[A run of records]
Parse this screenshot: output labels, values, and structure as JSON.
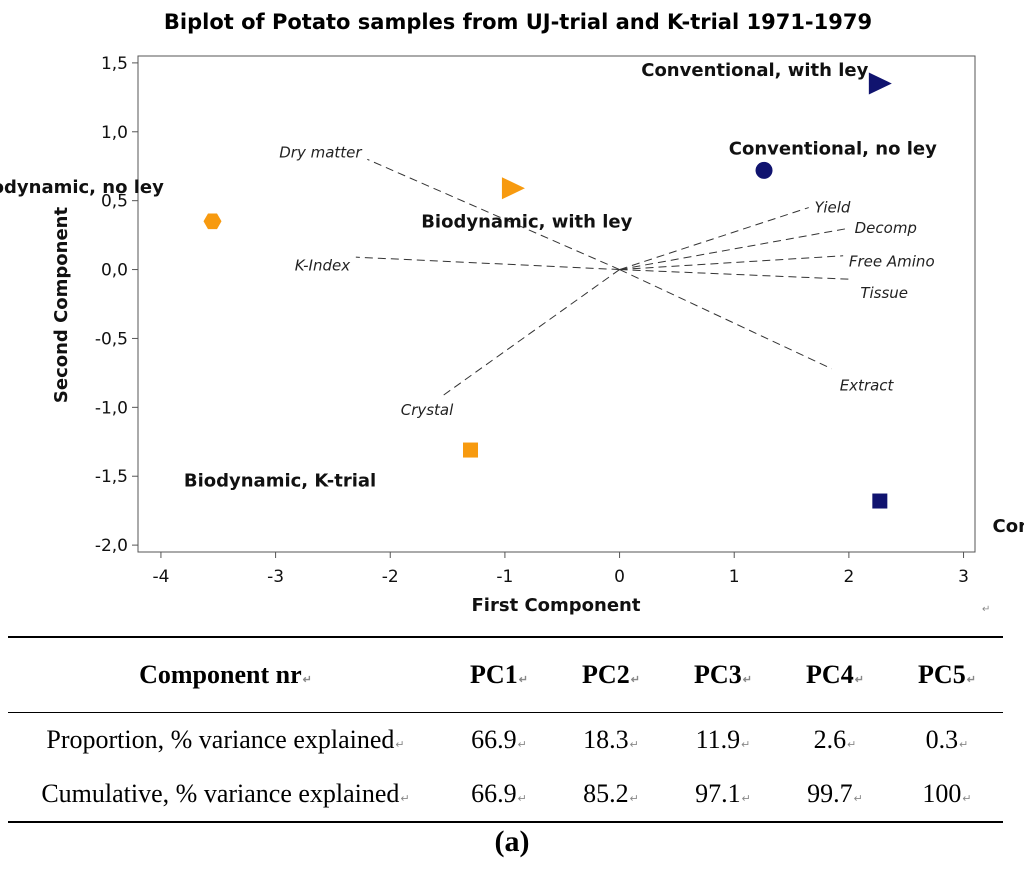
{
  "chart_data": {
    "type": "scatter",
    "title": "Biplot of Potato samples from UJ-trial and K-trial 1971-1979",
    "xlabel": "First Component",
    "ylabel": "Second Component",
    "xlim": [
      -4.2,
      3.1
    ],
    "ylim": [
      -2.05,
      1.55
    ],
    "xticks": [
      -4,
      -3,
      -2,
      -1,
      0,
      1,
      2,
      3
    ],
    "yticks": [
      1.5,
      1.0,
      0.5,
      0.0,
      -0.5,
      -1.0,
      -1.5,
      -2.0
    ],
    "xtick_labels": [
      "-4",
      "-3",
      "-2",
      "-1",
      "0",
      "1",
      "2",
      "3"
    ],
    "ytick_labels": [
      "1,5",
      "1,0",
      "0,5",
      "0,0",
      "-0,5",
      "-1,0",
      "-1,5",
      "-2,0"
    ],
    "grid": false,
    "points": [
      {
        "name": "Conventional, with ley",
        "x": 2.27,
        "y": 1.35,
        "marker": "triangle",
        "color": "#10136f"
      },
      {
        "name": "Conventional, no ley",
        "x": 1.26,
        "y": 0.72,
        "marker": "circle",
        "color": "#10136f"
      },
      {
        "name": "Biodynamic, no ley",
        "x": -3.55,
        "y": 0.35,
        "marker": "hexagon",
        "color": "#f79a0f"
      },
      {
        "name": "Biodynamic, with ley",
        "x": -0.93,
        "y": 0.59,
        "marker": "triangle",
        "color": "#f79a0f"
      },
      {
        "name": "Biodynamic, K-trial",
        "x": -1.3,
        "y": -1.31,
        "marker": "square",
        "color": "#f79a0f"
      },
      {
        "name": "Conventional, K-trial",
        "x": 2.27,
        "y": -1.68,
        "marker": "square",
        "color": "#10136f"
      }
    ],
    "loadings": [
      {
        "name": "Dry matter",
        "x": -2.2,
        "y": 0.8
      },
      {
        "name": "Yield",
        "x": 1.65,
        "y": 0.45
      },
      {
        "name": "Decomp",
        "x": 2.0,
        "y": 0.3
      },
      {
        "name": "Free Amino",
        "x": 1.95,
        "y": 0.1
      },
      {
        "name": "Tissue",
        "x": 2.0,
        "y": -0.07
      },
      {
        "name": "Extract",
        "x": 1.85,
        "y": -0.72
      },
      {
        "name": "K-Index",
        "x": -2.3,
        "y": 0.09
      },
      {
        "name": "Crystal",
        "x": -1.55,
        "y": -0.92
      }
    ],
    "paragraph_mark": "↵"
  },
  "table": {
    "headers": [
      "Component nr",
      "PC1",
      "PC2",
      "PC3",
      "PC4",
      "PC5"
    ],
    "rows": [
      {
        "label": "Proportion, % variance explained",
        "values": [
          "66.9",
          "18.3",
          "11.9",
          "2.6",
          "0.3"
        ]
      },
      {
        "label": "Cumulative, % variance explained",
        "values": [
          "66.9",
          "85.2",
          "97.1",
          "99.7",
          "100"
        ]
      }
    ]
  },
  "caption": "(a)"
}
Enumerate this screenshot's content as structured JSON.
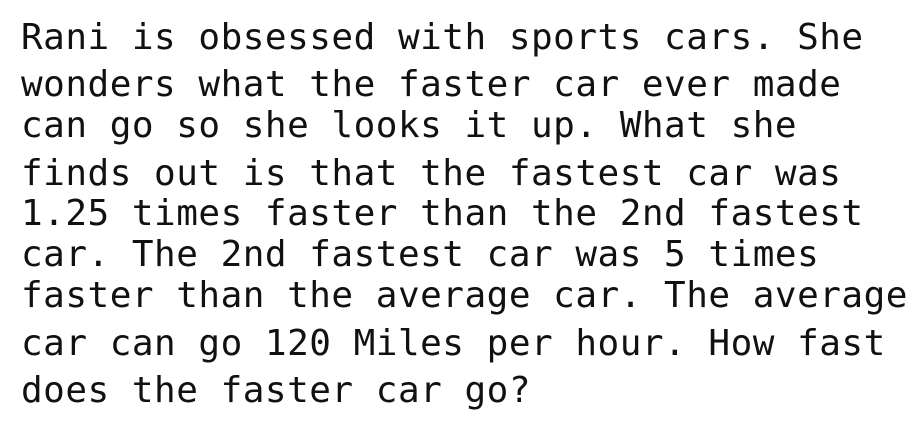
{
  "problem": {
    "lines": [
      "Rani is obsessed with sports cars. She",
      "wonders what the faster car ever made",
      "can go so she looks it up. What she",
      "finds out is that the fastest car was",
      "1.25 times faster than the 2nd fastest",
      "car. The 2nd fastest car was 5 times",
      "faster than the average car. The average",
      "car can go 120 Miles per hour. How fast",
      "does the faster car go?"
    ]
  }
}
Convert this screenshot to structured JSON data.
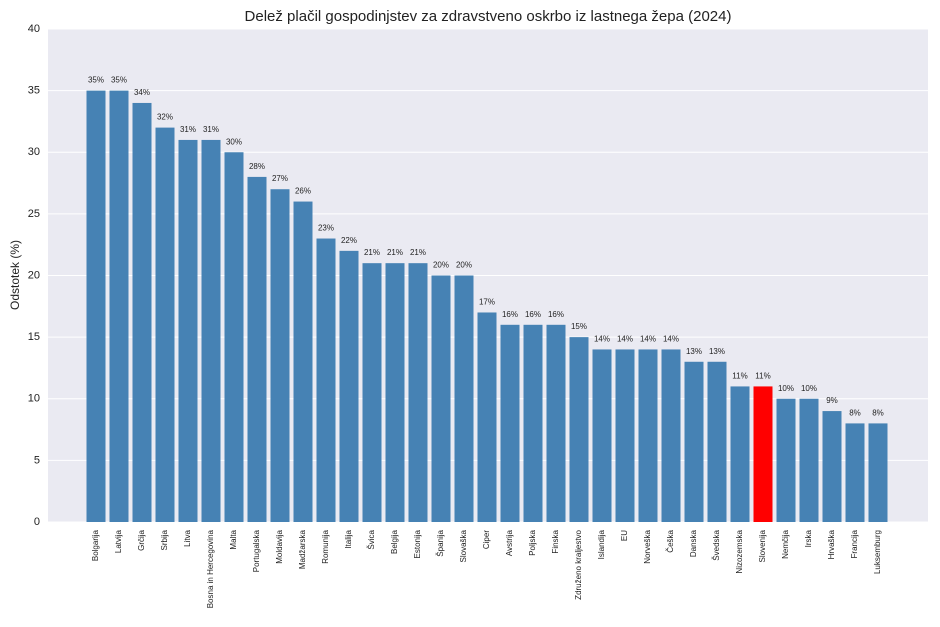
{
  "chart_data": {
    "type": "bar",
    "title": "Delež plačil gospodinjstev za zdravstveno oskrbo iz lastnega žepa (2024)",
    "y_label": "Odstotek (%)",
    "categories": [
      "Bolgarija",
      "Latvija",
      "Grčija",
      "Srbija",
      "Litva",
      "Bosna in Hercegovina",
      "Malta",
      "Portugalska",
      "Moldavija",
      "Madžarska",
      "Romunija",
      "Italija",
      "Švica",
      "Belgija",
      "Estonija",
      "Španija",
      "Slovaška",
      "Ciper",
      "Avstrija",
      "Poljska",
      "Finska",
      "Združeno kraljestvo",
      "Islandija",
      "EU",
      "Norveška",
      "Češka",
      "Danska",
      "Švedska",
      "Nizozemska",
      "Slovenija",
      "Nemčija",
      "Irska",
      "Hrvaška",
      "Francija",
      "Luksemburg"
    ],
    "values": [
      35,
      35,
      34,
      32,
      31,
      31,
      30,
      28,
      27,
      26,
      23,
      22,
      21,
      21,
      21,
      20,
      20,
      17,
      16,
      16,
      16,
      15,
      14,
      14,
      14,
      14,
      13,
      13,
      11,
      11,
      10,
      10,
      9,
      8,
      8
    ],
    "value_labels": [
      "35%",
      "35%",
      "34%",
      "32%",
      "31%",
      "31%",
      "30%",
      "28%",
      "27%",
      "26%",
      "23%",
      "22%",
      "21%",
      "21%",
      "21%",
      "20%",
      "20%",
      "17%",
      "16%",
      "16%",
      "16%",
      "15%",
      "14%",
      "14%",
      "14%",
      "14%",
      "13%",
      "13%",
      "11%",
      "11%",
      "10%",
      "10%",
      "9%",
      "8%",
      "8%"
    ],
    "colors": [
      "#4682b4",
      "#4682b4",
      "#4682b4",
      "#4682b4",
      "#4682b4",
      "#4682b4",
      "#4682b4",
      "#4682b4",
      "#4682b4",
      "#4682b4",
      "#4682b4",
      "#4682b4",
      "#4682b4",
      "#4682b4",
      "#4682b4",
      "#4682b4",
      "#4682b4",
      "#4682b4",
      "#4682b4",
      "#4682b4",
      "#4682b4",
      "#4682b4",
      "#4682b4",
      "#4682b4",
      "#4682b4",
      "#4682b4",
      "#4682b4",
      "#4682b4",
      "#4682b4",
      "#ff0000",
      "#4682b4",
      "#4682b4",
      "#4682b4",
      "#4682b4",
      "#4682b4"
    ],
    "ylim": [
      0,
      40
    ],
    "yticks": [
      0,
      5,
      10,
      15,
      20,
      25,
      30,
      35,
      40
    ],
    "grid": true
  }
}
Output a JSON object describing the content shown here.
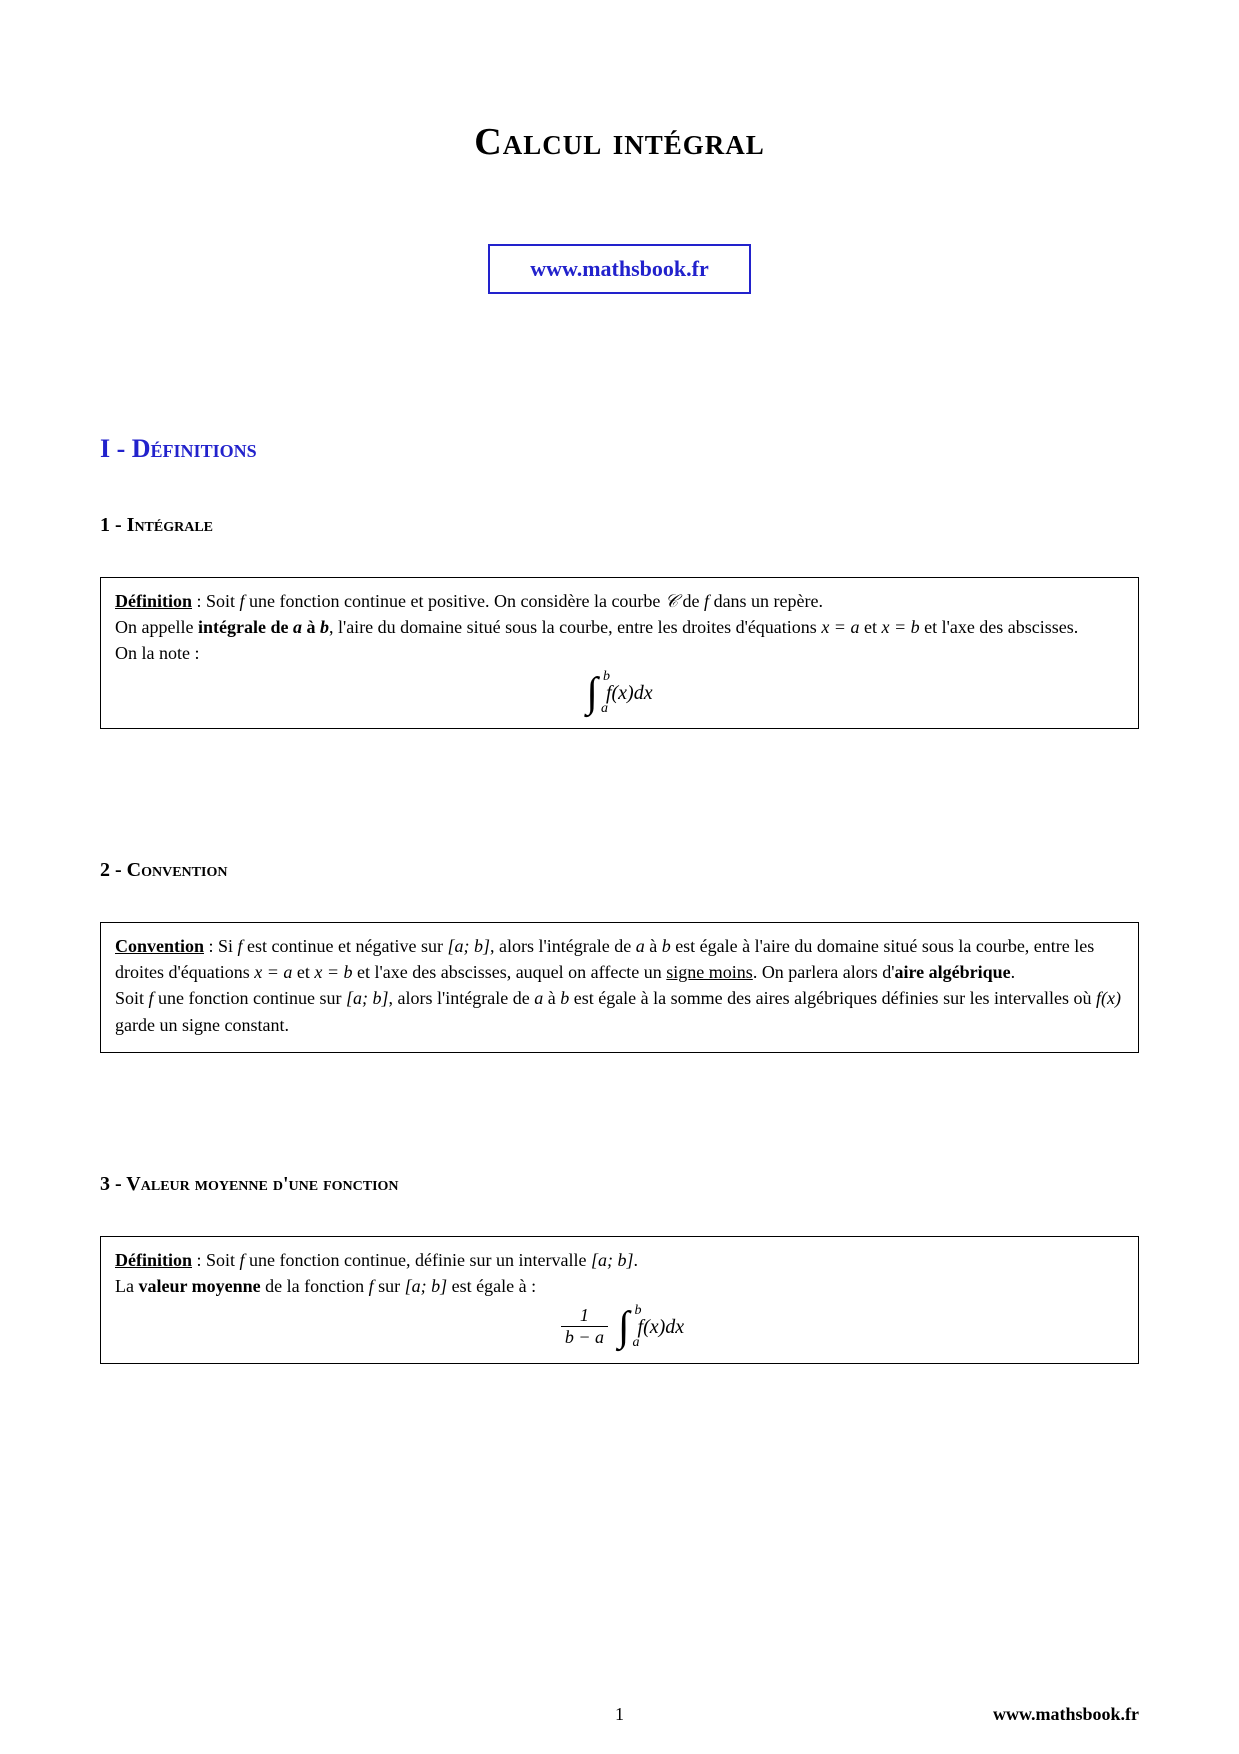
{
  "title": "Calcul intégral",
  "site_link": "www.mathsbook.fr",
  "colors": {
    "accent": "#2222cc",
    "text": "#000000",
    "bg": "#ffffff",
    "box_border": "#000000"
  },
  "section1": {
    "heading": "I - Définitions"
  },
  "sub1": {
    "heading": "1 - Intégrale",
    "label": "Définition",
    "p1a": " : Soit ",
    "p1b": "f",
    "p1c": " une fonction continue et positive. On considère la courbe ",
    "p1d": "𝒞",
    "p1e": " de ",
    "p1f": "f",
    "p1g": " dans un repère.",
    "p2a": "On appelle ",
    "p2b": "intégrale de ",
    "p2c": "a",
    "p2d": " à ",
    "p2e": "b",
    "p2f": ", l'aire du domaine situé sous la courbe, entre les droites d'équations ",
    "p2g": "x = a",
    "p2h": " et ",
    "p2i": "x = b",
    "p2j": " et l'axe des abscisses.",
    "p3": "On la note :",
    "formula": {
      "lower": "a",
      "upper": "b",
      "body": "f(x)dx"
    }
  },
  "sub2": {
    "heading": "2 - Convention",
    "label": "Convention",
    "p1a": " : Si ",
    "p1b": "f",
    "p1c": " est continue et négative sur ",
    "p1d": "[a; b]",
    "p1e": ", alors l'intégrale de ",
    "p1f": "a",
    "p1g": " à ",
    "p1h": "b",
    "p1i": " est égale à l'aire du domaine situé sous la courbe, entre les droites d'équations ",
    "p1j": "x = a",
    "p1k": " et ",
    "p1l": "x = b",
    "p1m": " et l'axe des abscisses, auquel on affecte un ",
    "p1n": "signe moins",
    "p1o": ". On parlera alors d'",
    "p1p": "aire algébrique",
    "p1q": ".",
    "p2a": "Soit ",
    "p2b": "f",
    "p2c": " une fonction continue sur ",
    "p2d": "[a; b]",
    "p2e": ", alors l'intégrale de ",
    "p2f": "a",
    "p2g": " à ",
    "p2h": "b",
    "p2i": " est égale à la somme des aires algébriques définies sur les intervalles où ",
    "p2j": "f(x)",
    "p2k": " garde un signe constant."
  },
  "sub3": {
    "heading": "3 - Valeur moyenne d'une fonction",
    "label": "Définition",
    "p1a": " : Soit ",
    "p1b": "f",
    "p1c": " une fonction continue, définie sur un intervalle ",
    "p1d": "[a; b]",
    "p1e": ".",
    "p2a": "La ",
    "p2b": "valeur moyenne",
    "p2c": " de la fonction ",
    "p2d": "f",
    "p2e": " sur ",
    "p2f": "[a; b]",
    "p2g": " est égale à :",
    "formula": {
      "frac_num": "1",
      "frac_den": "b − a",
      "lower": "a",
      "upper": "b",
      "body": "f(x)dx"
    }
  },
  "footer": {
    "page": "1",
    "site": "www.mathsbook.fr"
  }
}
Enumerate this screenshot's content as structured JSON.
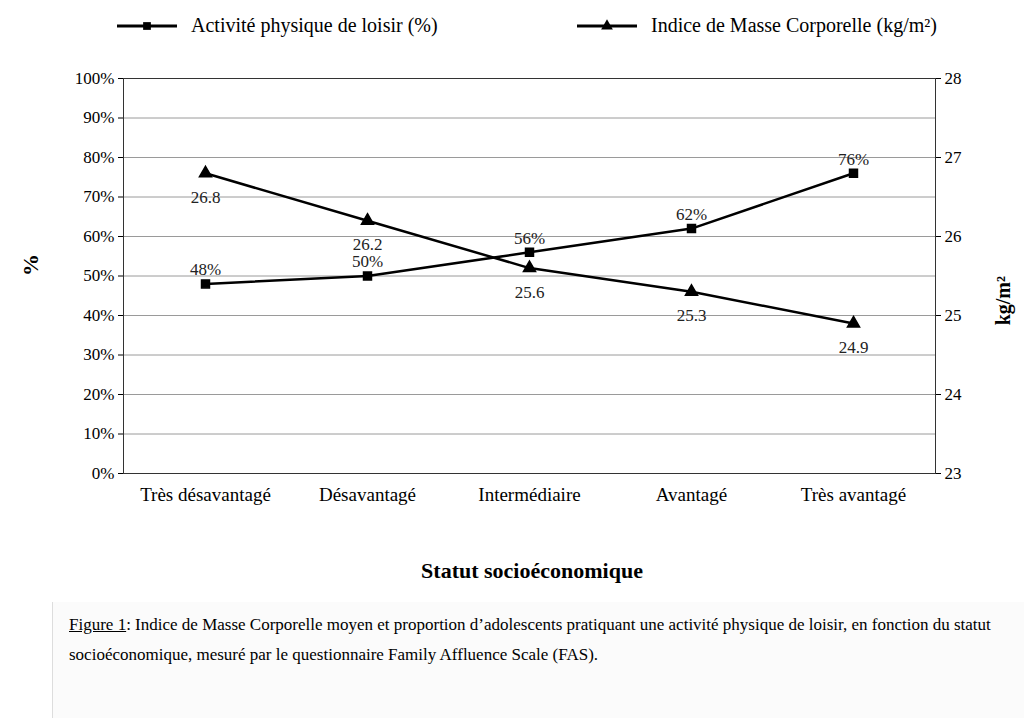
{
  "chart_data": {
    "type": "line",
    "caption": "Figure 1: Indice de Masse Corporelle moyen et proportion d’adolescents pratiquant une activité physique de loisir, en fonction du statut socioéconomique, mesuré par le questionnaire Family Affluence Scale (FAS).",
    "x_label": "Statut socioéconomique",
    "y_label": "%",
    "y2_label": "kg/m²",
    "categories": [
      "Très désavantagé",
      "Désavantagé",
      "Intermédiaire",
      "Avantagé",
      "Très avantagé"
    ],
    "series": [
      {
        "name": "Activité physique de loisir (%)",
        "color": "#000000",
        "marker": "square",
        "axis": "y",
        "values": [
          48,
          50,
          56,
          62,
          76
        ],
        "value_labels": [
          "48%",
          "50%",
          "56%",
          "62%",
          "76%"
        ]
      },
      {
        "name": "Indice de Masse Corporelle (kg/m²)",
        "color": "#000000",
        "marker": "triangle",
        "axis": "y2",
        "values": [
          26.8,
          26.2,
          25.6,
          25.3,
          24.9
        ]
      }
    ],
    "ylim": [
      0,
      100
    ],
    "yticks": [
      {
        "value": 0,
        "label": "0%"
      },
      {
        "value": 10,
        "label": "10%"
      },
      {
        "value": 20,
        "label": "20%"
      },
      {
        "value": 30,
        "label": "30%"
      },
      {
        "value": 40,
        "label": "40%"
      },
      {
        "value": 50,
        "label": "50%"
      },
      {
        "value": 60,
        "label": "60%"
      },
      {
        "value": 70,
        "label": "70%"
      },
      {
        "value": 80,
        "label": "80%"
      },
      {
        "value": 90,
        "label": "90%"
      },
      {
        "value": 100,
        "label": "100%"
      }
    ],
    "y2lim": [
      23,
      28
    ],
    "y2ticks": [
      23,
      24,
      25,
      26,
      27,
      28
    ],
    "grid": true,
    "legend": "top",
    "data_labels": true
  }
}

### Instructions for the task
Gather each line holding the string "JSON".

### Response
Parse this screenshot: output labels, values, and structure as JSON.
Enumerate this screenshot's content as structured JSON.
Convert this screenshot to structured JSON data.
Output a JSON object describing the content shown here.
Enumerate this screenshot's content as structured JSON.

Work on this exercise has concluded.